(Figure record extracts)
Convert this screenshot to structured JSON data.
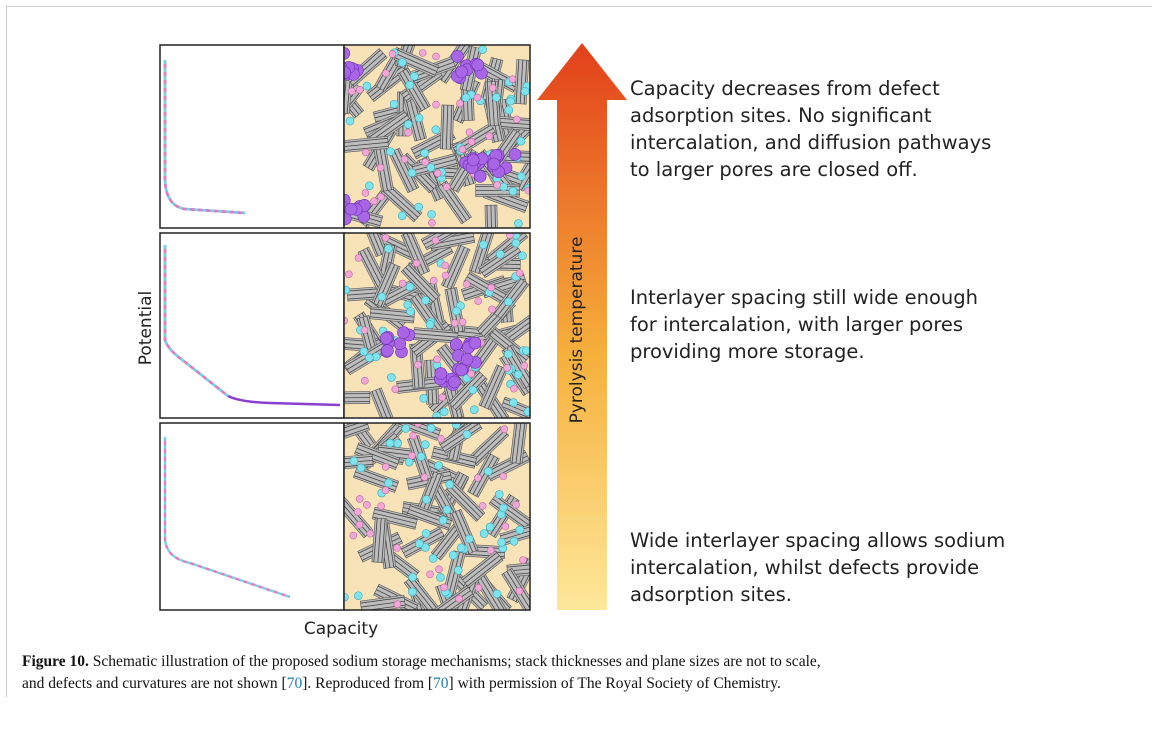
{
  "figure": {
    "y_axis_label": "Potential",
    "x_axis_label": "Capacity",
    "arrow_label": "Pyrolysis temperature",
    "descriptions": [
      {
        "lines": [
          "Capacity decreases from defect",
          "adsorption sites. No significant",
          "intercalation, and diffusion pathways",
          "to larger pores are closed off."
        ]
      },
      {
        "lines": [
          "Interlayer spacing still wide enough",
          "for intercalation, with larger pores",
          "providing more storage."
        ]
      },
      {
        "lines": [
          "Wide interlayer spacing allows sodium",
          "intercalation, whilst defects provide",
          "adsorption sites."
        ]
      }
    ]
  },
  "caption": {
    "label": "Figure 10.",
    "text_1": "Schematic illustration of the proposed sodium storage mechanisms; stack thicknesses and plane sizes are not to scale,",
    "text_2": "and defects and curvatures are not shown [",
    "ref_1": "70",
    "text_3": "]. Reproduced from [",
    "ref_2": "70",
    "text_4": "] with permission of The Royal Society of Chemistry."
  }
}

Task instructions: Omit every picture, then repeat the remaining data exactly as it appears above.

Final answer:
Convert this screenshot to structured JSON data.
{
  "figure": {
    "y_axis_label": "Potential",
    "x_axis_label": "Capacity",
    "arrow_label": "Pyrolysis temperature",
    "descriptions": [
      {
        "lines": [
          "Capacity decreases from defect",
          "adsorption sites. No significant",
          "intercalation, and diffusion pathways",
          "to larger pores are closed off."
        ]
      },
      {
        "lines": [
          "Interlayer spacing still wide enough",
          "for intercalation, with larger pores",
          "providing more storage."
        ]
      },
      {
        "lines": [
          "Wide interlayer spacing allows sodium",
          "intercalation, whilst defects provide",
          "adsorption sites."
        ]
      }
    ]
  },
  "caption": {
    "label": "Figure 10.",
    "text_1": "Schematic illustration of the proposed sodium storage mechanisms; stack thicknesses and plane sizes are not to scale,",
    "text_2": "and defects and curvatures are not shown [",
    "ref_1": "70",
    "text_3": "]. Reproduced from [",
    "ref_2": "70",
    "text_4": "] with permission of The Royal Society of Chemistry."
  }
}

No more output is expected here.